-- Start --

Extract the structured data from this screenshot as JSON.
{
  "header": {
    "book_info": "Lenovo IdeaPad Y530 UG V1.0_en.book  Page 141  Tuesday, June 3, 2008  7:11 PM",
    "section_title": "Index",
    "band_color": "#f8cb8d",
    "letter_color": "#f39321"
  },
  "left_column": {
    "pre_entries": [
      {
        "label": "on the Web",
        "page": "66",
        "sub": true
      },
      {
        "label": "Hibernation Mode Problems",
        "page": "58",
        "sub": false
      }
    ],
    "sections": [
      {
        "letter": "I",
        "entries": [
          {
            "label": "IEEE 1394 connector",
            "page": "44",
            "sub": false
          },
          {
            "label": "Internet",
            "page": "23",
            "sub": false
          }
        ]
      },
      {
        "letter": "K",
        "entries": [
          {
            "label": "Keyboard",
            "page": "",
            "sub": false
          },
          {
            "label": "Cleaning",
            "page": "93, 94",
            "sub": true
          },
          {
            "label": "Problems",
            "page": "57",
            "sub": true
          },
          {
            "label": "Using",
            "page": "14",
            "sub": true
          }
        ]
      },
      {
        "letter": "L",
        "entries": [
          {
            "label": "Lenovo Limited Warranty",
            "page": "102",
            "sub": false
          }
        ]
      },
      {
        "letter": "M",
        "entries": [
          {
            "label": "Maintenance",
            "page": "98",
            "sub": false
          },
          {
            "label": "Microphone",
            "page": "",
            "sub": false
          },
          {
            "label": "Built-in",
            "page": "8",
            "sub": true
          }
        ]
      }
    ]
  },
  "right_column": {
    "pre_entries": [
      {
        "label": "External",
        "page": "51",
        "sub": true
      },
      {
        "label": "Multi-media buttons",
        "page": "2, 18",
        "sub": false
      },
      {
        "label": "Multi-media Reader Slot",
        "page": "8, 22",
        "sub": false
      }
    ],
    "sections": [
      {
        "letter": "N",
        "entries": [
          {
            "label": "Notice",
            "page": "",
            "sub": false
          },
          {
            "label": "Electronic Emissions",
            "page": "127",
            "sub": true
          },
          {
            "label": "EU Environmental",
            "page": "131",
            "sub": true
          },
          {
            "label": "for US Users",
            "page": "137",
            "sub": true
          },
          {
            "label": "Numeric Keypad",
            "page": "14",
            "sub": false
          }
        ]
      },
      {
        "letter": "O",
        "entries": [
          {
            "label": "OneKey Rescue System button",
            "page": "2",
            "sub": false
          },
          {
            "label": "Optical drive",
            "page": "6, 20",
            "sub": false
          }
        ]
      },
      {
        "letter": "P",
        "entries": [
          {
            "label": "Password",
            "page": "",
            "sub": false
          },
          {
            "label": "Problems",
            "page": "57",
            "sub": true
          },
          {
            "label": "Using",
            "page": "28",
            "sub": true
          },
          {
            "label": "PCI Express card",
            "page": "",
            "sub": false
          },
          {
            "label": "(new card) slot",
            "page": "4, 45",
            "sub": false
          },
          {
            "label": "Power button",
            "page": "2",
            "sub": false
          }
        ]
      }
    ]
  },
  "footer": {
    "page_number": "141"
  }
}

-- End --

■ Stated goal ■
Retype every entry word for word.

■ Written reply ■
Extract the structured data from this screenshot as JSON.
{
  "header": {
    "book_info": "Lenovo IdeaPad Y530 UG V1.0_en.book  Page 141  Tuesday, June 3, 2008  7:11 PM",
    "section_title": "Index",
    "band_color": "#f8cb8d",
    "letter_color": "#f39321"
  },
  "left_column": {
    "pre_entries": [
      {
        "label": "on the Web",
        "page": "66",
        "sub": true
      },
      {
        "label": "Hibernation Mode Problems",
        "page": "58",
        "sub": false
      }
    ],
    "sections": [
      {
        "letter": "I",
        "entries": [
          {
            "label": "IEEE 1394 connector",
            "page": "44",
            "sub": false
          },
          {
            "label": "Internet",
            "page": "23",
            "sub": false
          }
        ]
      },
      {
        "letter": "K",
        "entries": [
          {
            "label": "Keyboard",
            "page": "",
            "sub": false
          },
          {
            "label": "Cleaning",
            "page": "93, 94",
            "sub": true
          },
          {
            "label": "Problems",
            "page": "57",
            "sub": true
          },
          {
            "label": "Using",
            "page": "14",
            "sub": true
          }
        ]
      },
      {
        "letter": "L",
        "entries": [
          {
            "label": "Lenovo Limited Warranty",
            "page": "102",
            "sub": false
          }
        ]
      },
      {
        "letter": "M",
        "entries": [
          {
            "label": "Maintenance",
            "page": "98",
            "sub": false
          },
          {
            "label": "Microphone",
            "page": "",
            "sub": false
          },
          {
            "label": "Built-in",
            "page": "8",
            "sub": true
          }
        ]
      }
    ]
  },
  "right_column": {
    "pre_entries": [
      {
        "label": "External",
        "page": "51",
        "sub": true
      },
      {
        "label": "Multi-media buttons",
        "page": "2, 18",
        "sub": false
      },
      {
        "label": "Multi-media Reader Slot",
        "page": "8, 22",
        "sub": false
      }
    ],
    "sections": [
      {
        "letter": "N",
        "entries": [
          {
            "label": "Notice",
            "page": "",
            "sub": false
          },
          {
            "label": "Electronic Emissions",
            "page": "127",
            "sub": true
          },
          {
            "label": "EU Environmental",
            "page": "131",
            "sub": true
          },
          {
            "label": "for US Users",
            "page": "137",
            "sub": true
          },
          {
            "label": "Numeric Keypad",
            "page": "14",
            "sub": false
          }
        ]
      },
      {
        "letter": "O",
        "entries": [
          {
            "label": "OneKey Rescue System button",
            "page": "2",
            "sub": false
          },
          {
            "label": "Optical drive",
            "page": "6, 20",
            "sub": false
          }
        ]
      },
      {
        "letter": "P",
        "entries": [
          {
            "label": "Password",
            "page": "",
            "sub": false
          },
          {
            "label": "Problems",
            "page": "57",
            "sub": true
          },
          {
            "label": "Using",
            "page": "28",
            "sub": true
          },
          {
            "label": "PCI Express card",
            "page": "",
            "sub": false
          },
          {
            "label": "(new card) slot",
            "page": "4, 45",
            "sub": false
          },
          {
            "label": "Power button",
            "page": "2",
            "sub": false
          }
        ]
      }
    ]
  },
  "footer": {
    "page_number": "141"
  }
}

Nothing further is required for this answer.